» **WRITTEN INSTRUCTION**
Make an exact copy of the lines, leaving the pictures out.

A run of records:
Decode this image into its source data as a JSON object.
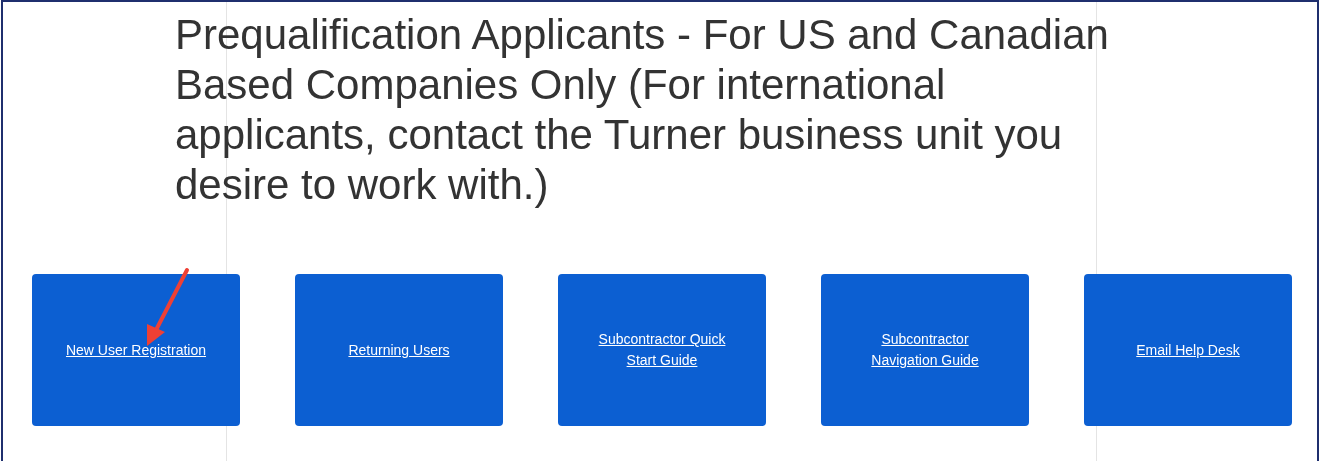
{
  "heading": "Prequalification Applicants - For US and Canadian Based Companies Only (For international applicants, contact the Turner business unit you desire to work with.)",
  "tiles": [
    {
      "label": "New User Registration"
    },
    {
      "label": "Returning Users"
    },
    {
      "label": "Subcontractor Quick Start Guide"
    },
    {
      "label": "Subcontractor Navigation Guide"
    },
    {
      "label": "Email Help Desk"
    }
  ]
}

» **WRITTEN ANSWER**
Decode this image into its source data as a JSON object.
{
  "heading": "Prequalification Applicants - For US and Canadian Based Companies Only (For international applicants, contact the Turner business unit you desire to work with.)",
  "tiles": [
    {
      "label": "New User Registration"
    },
    {
      "label": "Returning Users"
    },
    {
      "label": "Subcontractor Quick Start Guide"
    },
    {
      "label": "Subcontractor Navigation Guide"
    },
    {
      "label": "Email Help Desk"
    }
  ]
}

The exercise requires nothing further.